Written exercise: Pictures aside, quote the whole listing exactly.

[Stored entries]
###
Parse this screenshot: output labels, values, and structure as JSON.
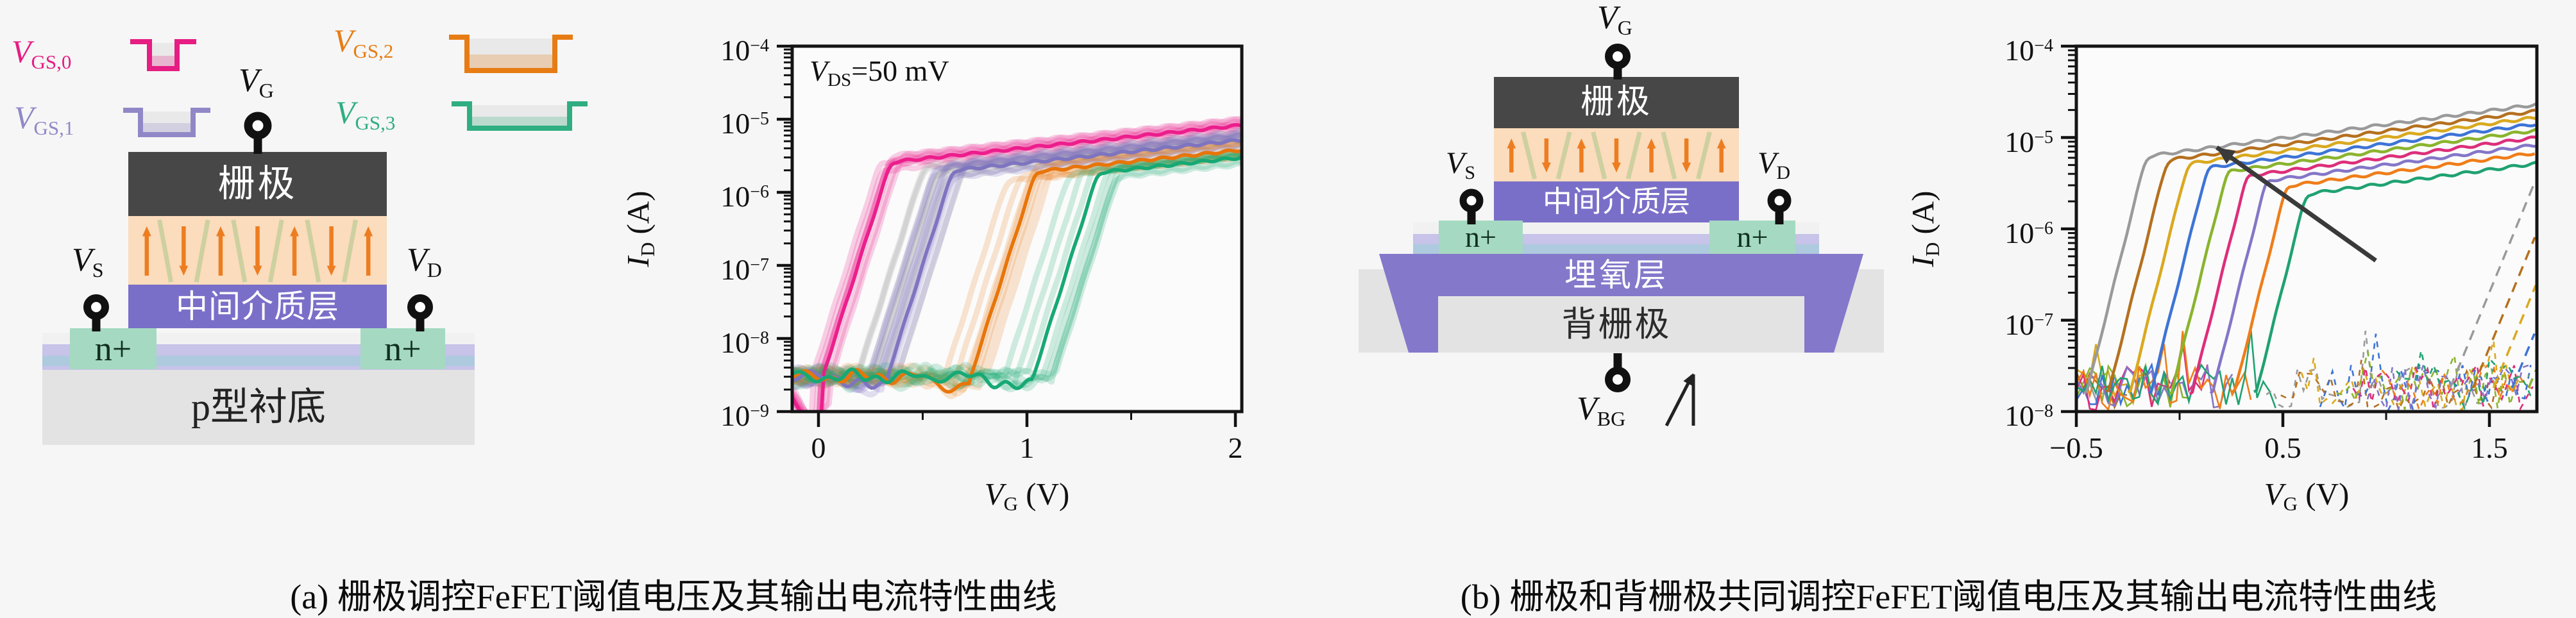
{
  "page": {
    "background": "#f6f6f6"
  },
  "panel_a": {
    "caption": "(a) 栅极调控FeFET阈值电压及其输出电流特性曲线",
    "legend": {
      "items": [
        {
          "sym": "V",
          "sub": "GS,0",
          "color": "#e61d83",
          "pulse": "narrow-deep"
        },
        {
          "sym": "V",
          "sub": "GS,1",
          "color": "#9088c6",
          "pulse": "medium-shallow"
        },
        {
          "sym": "V",
          "sub": "GS,2",
          "color": "#e77c14",
          "pulse": "wide-deep"
        },
        {
          "sym": "V",
          "sub": "GS,3",
          "color": "#2fae81",
          "pulse": "wide-shallow"
        }
      ]
    },
    "device": {
      "terminals": {
        "gate": {
          "sym": "V",
          "sub": "G"
        },
        "source": {
          "sym": "V",
          "sub": "S"
        },
        "drain": {
          "sym": "V",
          "sub": "D"
        }
      },
      "layers": {
        "gate": "栅极",
        "dielectric": "中间介质层",
        "source_region": "n+",
        "drain_region": "n+",
        "substrate": "p型衬底"
      },
      "colors": {
        "gate": "#474747",
        "ferroelectric": "#fbdcbc",
        "polar_arrow": "#ed7d21",
        "domain_wall": "#c9cf9e",
        "dielectric": "#7a6fc8",
        "nplus": "#a5d9c2",
        "stripe_white": "#f1f1f1",
        "stripe_lavender": "#c7c3e9",
        "stripe_blue": "#aecade",
        "substrate": "#e3e3e3",
        "terminal": "#111111"
      }
    }
  },
  "panel_b": {
    "caption": "(b) 栅极和背栅极共同调控FeFET阈值电压及其输出电流特性曲线",
    "device": {
      "terminals": {
        "gate": {
          "sym": "V",
          "sub": "G"
        },
        "source": {
          "sym": "V",
          "sub": "S"
        },
        "drain": {
          "sym": "V",
          "sub": "D"
        },
        "backgate": {
          "sym": "V",
          "sub": "BG"
        }
      },
      "layers": {
        "gate": "栅极",
        "dielectric": "中间介质层",
        "source_region": "n+",
        "drain_region": "n+",
        "box": "埋氧层",
        "backgate": "背栅极"
      },
      "colors": {
        "gate": "#474747",
        "ferroelectric": "#fbdcbc",
        "polar_arrow": "#ed7d21",
        "domain_wall": "#c9cf9e",
        "dielectric": "#7a6fc8",
        "nplus": "#a5d9c2",
        "stripe_white": "#f1f1f1",
        "stripe_lavender": "#c7c3e9",
        "stripe_blue": "#aecade",
        "box": "#8478cb",
        "backgate_slab": "#e3e3e3",
        "terminal": "#111111"
      }
    }
  },
  "chart_data": [
    {
      "type": "line",
      "panel": "a",
      "scale": "log-y",
      "annotation": {
        "sym": "V",
        "sub": "DS",
        "rest": "=50 mV"
      },
      "xlabel": {
        "sym": "V",
        "sub": "G",
        "rest": " (V)"
      },
      "ylabel": {
        "sym": "I",
        "sub": "D",
        "rest": " (A)"
      },
      "xlim": [
        -0.13,
        2.03
      ],
      "ylim": [
        1e-09,
        0.0001
      ],
      "x_ticks": [
        {
          "label": "0",
          "v": 0
        },
        {
          "label": "1",
          "v": 1
        },
        {
          "label": "2",
          "v": 2
        }
      ],
      "x_minor_ticks": [
        0.5,
        1.5
      ],
      "y_ticks": [
        {
          "base": "10",
          "exp": "−4",
          "e": -4
        },
        {
          "base": "10",
          "exp": "−5",
          "e": -5
        },
        {
          "base": "10",
          "exp": "−6",
          "e": -6
        },
        {
          "base": "10",
          "exp": "−7",
          "e": -7
        },
        {
          "base": "10",
          "exp": "−8",
          "e": -8
        },
        {
          "base": "10",
          "exp": "−9",
          "e": -9
        }
      ],
      "off_floor_A": 3e-09,
      "series": [
        {
          "name": "VGS,0",
          "color": "#ec1e8c",
          "band_color": "rgba(236,30,140,0.20)",
          "vth": 0.02,
          "isat_A": 8.3e-06,
          "band_jitter": 0.06,
          "dip": {
            "v": -0.02,
            "to_A": 1e-09
          }
        },
        {
          "name": "VGS,1",
          "color": "#7e74c0",
          "band_color": "rgba(126,116,194,0.22)",
          "extra_band_color": "rgba(160,160,160,0.25)",
          "vth": 0.33,
          "isat_A": 5.2e-06,
          "band_jitter": 0.1
        },
        {
          "name": "VGS,2",
          "color": "#e8750a",
          "band_color": "rgba(232,117,10,0.18)",
          "vth": 0.73,
          "isat_A": 3.8e-06,
          "band_jitter": 0.14
        },
        {
          "name": "VGS,3",
          "color": "#17a974",
          "band_color": "rgba(23,169,116,0.20)",
          "vth": 1.03,
          "isat_A": 3e-06,
          "band_jitter": 0.14
        }
      ]
    },
    {
      "type": "line",
      "panel": "b",
      "scale": "log-y",
      "xlabel": {
        "sym": "V",
        "sub": "G",
        "rest": " (V)"
      },
      "ylabel": {
        "sym": "I",
        "sub": "D",
        "rest": " (A)"
      },
      "xlim": [
        -0.53,
        1.73
      ],
      "ylim": [
        1e-08,
        0.0001
      ],
      "x_ticks": [
        {
          "label": "−0.5",
          "v": -0.5
        },
        {
          "label": "0.5",
          "v": 0.5
        },
        {
          "label": "1.5",
          "v": 1.5
        }
      ],
      "x_minor_ticks": [
        0,
        1
      ],
      "y_ticks": [
        {
          "base": "10",
          "exp": "−4",
          "e": -4
        },
        {
          "base": "10",
          "exp": "−5",
          "e": -5
        },
        {
          "base": "10",
          "exp": "−6",
          "e": -6
        },
        {
          "base": "10",
          "exp": "−7",
          "e": -7
        },
        {
          "base": "10",
          "exp": "−8",
          "e": -8
        }
      ],
      "noise_floor_A": 1.6e-08,
      "solid_series": [
        {
          "color": "#9a9a9a",
          "vth": -0.45,
          "isat_A": 2.3e-05
        },
        {
          "color": "#b5701f",
          "vth": -0.345,
          "isat_A": 1.95e-05
        },
        {
          "color": "#d9a91f",
          "vth": -0.24,
          "isat_A": 1.66e-05
        },
        {
          "color": "#3d74d6",
          "vth": -0.14,
          "isat_A": 1.41e-05
        },
        {
          "color": "#8ab42e",
          "vth": -0.04,
          "isat_A": 1.2e-05
        },
        {
          "color": "#dd2e7a",
          "vth": 0.06,
          "isat_A": 1e-05
        },
        {
          "color": "#8476c8",
          "vth": 0.16,
          "isat_A": 8.3e-06
        },
        {
          "color": "#ef7d19",
          "vth": 0.265,
          "isat_A": 6.8e-06
        },
        {
          "color": "#1fa271",
          "vth": 0.37,
          "isat_A": 5.2e-06
        }
      ],
      "dashed_series": [
        {
          "color": "#9a9a9a",
          "vth": 1.3
        },
        {
          "color": "#b5701f",
          "vth": 1.41
        },
        {
          "color": "#d9a91f",
          "vth": 1.51
        },
        {
          "color": "#3d74d6",
          "vth": 1.6
        },
        {
          "color": "#8ab42e",
          "vth": 1.68
        },
        {
          "color": "#dd2e7a",
          "vth": 1.76
        },
        {
          "color": "#8476c8",
          "vth": 1.83
        },
        {
          "color": "#ef7d19",
          "vth": 1.9
        },
        {
          "color": "#1fa271",
          "vth": 1.97
        }
      ],
      "arrow": {
        "from": {
          "v": 0.95,
          "i_A": 4.5e-07
        },
        "to": {
          "v": 0.18,
          "i_A": 7.8e-06
        },
        "color": "#3a3a3a"
      }
    }
  ]
}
###
Answer below:
Parse this screenshot: output labels, values, and structure as JSON.
{
  "page": {
    "background": "#f6f6f6"
  },
  "panel_a": {
    "caption": "(a) 栅极调控FeFET阈值电压及其输出电流特性曲线",
    "legend": {
      "items": [
        {
          "sym": "V",
          "sub": "GS,0",
          "color": "#e61d83",
          "pulse": "narrow-deep"
        },
        {
          "sym": "V",
          "sub": "GS,1",
          "color": "#9088c6",
          "pulse": "medium-shallow"
        },
        {
          "sym": "V",
          "sub": "GS,2",
          "color": "#e77c14",
          "pulse": "wide-deep"
        },
        {
          "sym": "V",
          "sub": "GS,3",
          "color": "#2fae81",
          "pulse": "wide-shallow"
        }
      ]
    },
    "device": {
      "terminals": {
        "gate": {
          "sym": "V",
          "sub": "G"
        },
        "source": {
          "sym": "V",
          "sub": "S"
        },
        "drain": {
          "sym": "V",
          "sub": "D"
        }
      },
      "layers": {
        "gate": "栅极",
        "dielectric": "中间介质层",
        "source_region": "n+",
        "drain_region": "n+",
        "substrate": "p型衬底"
      },
      "colors": {
        "gate": "#474747",
        "ferroelectric": "#fbdcbc",
        "polar_arrow": "#ed7d21",
        "domain_wall": "#c9cf9e",
        "dielectric": "#7a6fc8",
        "nplus": "#a5d9c2",
        "stripe_white": "#f1f1f1",
        "stripe_lavender": "#c7c3e9",
        "stripe_blue": "#aecade",
        "substrate": "#e3e3e3",
        "terminal": "#111111"
      }
    }
  },
  "panel_b": {
    "caption": "(b) 栅极和背栅极共同调控FeFET阈值电压及其输出电流特性曲线",
    "device": {
      "terminals": {
        "gate": {
          "sym": "V",
          "sub": "G"
        },
        "source": {
          "sym": "V",
          "sub": "S"
        },
        "drain": {
          "sym": "V",
          "sub": "D"
        },
        "backgate": {
          "sym": "V",
          "sub": "BG"
        }
      },
      "layers": {
        "gate": "栅极",
        "dielectric": "中间介质层",
        "source_region": "n+",
        "drain_region": "n+",
        "box": "埋氧层",
        "backgate": "背栅极"
      },
      "colors": {
        "gate": "#474747",
        "ferroelectric": "#fbdcbc",
        "polar_arrow": "#ed7d21",
        "domain_wall": "#c9cf9e",
        "dielectric": "#7a6fc8",
        "nplus": "#a5d9c2",
        "stripe_white": "#f1f1f1",
        "stripe_lavender": "#c7c3e9",
        "stripe_blue": "#aecade",
        "box": "#8478cb",
        "backgate_slab": "#e3e3e3",
        "terminal": "#111111"
      }
    }
  },
  "chart_data": [
    {
      "type": "line",
      "panel": "a",
      "scale": "log-y",
      "annotation": {
        "sym": "V",
        "sub": "DS",
        "rest": "=50 mV"
      },
      "xlabel": {
        "sym": "V",
        "sub": "G",
        "rest": " (V)"
      },
      "ylabel": {
        "sym": "I",
        "sub": "D",
        "rest": " (A)"
      },
      "xlim": [
        -0.13,
        2.03
      ],
      "ylim": [
        1e-09,
        0.0001
      ],
      "x_ticks": [
        {
          "label": "0",
          "v": 0
        },
        {
          "label": "1",
          "v": 1
        },
        {
          "label": "2",
          "v": 2
        }
      ],
      "x_minor_ticks": [
        0.5,
        1.5
      ],
      "y_ticks": [
        {
          "base": "10",
          "exp": "−4",
          "e": -4
        },
        {
          "base": "10",
          "exp": "−5",
          "e": -5
        },
        {
          "base": "10",
          "exp": "−6",
          "e": -6
        },
        {
          "base": "10",
          "exp": "−7",
          "e": -7
        },
        {
          "base": "10",
          "exp": "−8",
          "e": -8
        },
        {
          "base": "10",
          "exp": "−9",
          "e": -9
        }
      ],
      "off_floor_A": 3e-09,
      "series": [
        {
          "name": "VGS,0",
          "color": "#ec1e8c",
          "band_color": "rgba(236,30,140,0.20)",
          "vth": 0.02,
          "isat_A": 8.3e-06,
          "band_jitter": 0.06,
          "dip": {
            "v": -0.02,
            "to_A": 1e-09
          }
        },
        {
          "name": "VGS,1",
          "color": "#7e74c0",
          "band_color": "rgba(126,116,194,0.22)",
          "extra_band_color": "rgba(160,160,160,0.25)",
          "vth": 0.33,
          "isat_A": 5.2e-06,
          "band_jitter": 0.1
        },
        {
          "name": "VGS,2",
          "color": "#e8750a",
          "band_color": "rgba(232,117,10,0.18)",
          "vth": 0.73,
          "isat_A": 3.8e-06,
          "band_jitter": 0.14
        },
        {
          "name": "VGS,3",
          "color": "#17a974",
          "band_color": "rgba(23,169,116,0.20)",
          "vth": 1.03,
          "isat_A": 3e-06,
          "band_jitter": 0.14
        }
      ]
    },
    {
      "type": "line",
      "panel": "b",
      "scale": "log-y",
      "xlabel": {
        "sym": "V",
        "sub": "G",
        "rest": " (V)"
      },
      "ylabel": {
        "sym": "I",
        "sub": "D",
        "rest": " (A)"
      },
      "xlim": [
        -0.53,
        1.73
      ],
      "ylim": [
        1e-08,
        0.0001
      ],
      "x_ticks": [
        {
          "label": "−0.5",
          "v": -0.5
        },
        {
          "label": "0.5",
          "v": 0.5
        },
        {
          "label": "1.5",
          "v": 1.5
        }
      ],
      "x_minor_ticks": [
        0,
        1
      ],
      "y_ticks": [
        {
          "base": "10",
          "exp": "−4",
          "e": -4
        },
        {
          "base": "10",
          "exp": "−5",
          "e": -5
        },
        {
          "base": "10",
          "exp": "−6",
          "e": -6
        },
        {
          "base": "10",
          "exp": "−7",
          "e": -7
        },
        {
          "base": "10",
          "exp": "−8",
          "e": -8
        }
      ],
      "noise_floor_A": 1.6e-08,
      "solid_series": [
        {
          "color": "#9a9a9a",
          "vth": -0.45,
          "isat_A": 2.3e-05
        },
        {
          "color": "#b5701f",
          "vth": -0.345,
          "isat_A": 1.95e-05
        },
        {
          "color": "#d9a91f",
          "vth": -0.24,
          "isat_A": 1.66e-05
        },
        {
          "color": "#3d74d6",
          "vth": -0.14,
          "isat_A": 1.41e-05
        },
        {
          "color": "#8ab42e",
          "vth": -0.04,
          "isat_A": 1.2e-05
        },
        {
          "color": "#dd2e7a",
          "vth": 0.06,
          "isat_A": 1e-05
        },
        {
          "color": "#8476c8",
          "vth": 0.16,
          "isat_A": 8.3e-06
        },
        {
          "color": "#ef7d19",
          "vth": 0.265,
          "isat_A": 6.8e-06
        },
        {
          "color": "#1fa271",
          "vth": 0.37,
          "isat_A": 5.2e-06
        }
      ],
      "dashed_series": [
        {
          "color": "#9a9a9a",
          "vth": 1.3
        },
        {
          "color": "#b5701f",
          "vth": 1.41
        },
        {
          "color": "#d9a91f",
          "vth": 1.51
        },
        {
          "color": "#3d74d6",
          "vth": 1.6
        },
        {
          "color": "#8ab42e",
          "vth": 1.68
        },
        {
          "color": "#dd2e7a",
          "vth": 1.76
        },
        {
          "color": "#8476c8",
          "vth": 1.83
        },
        {
          "color": "#ef7d19",
          "vth": 1.9
        },
        {
          "color": "#1fa271",
          "vth": 1.97
        }
      ],
      "arrow": {
        "from": {
          "v": 0.95,
          "i_A": 4.5e-07
        },
        "to": {
          "v": 0.18,
          "i_A": 7.8e-06
        },
        "color": "#3a3a3a"
      }
    }
  ]
}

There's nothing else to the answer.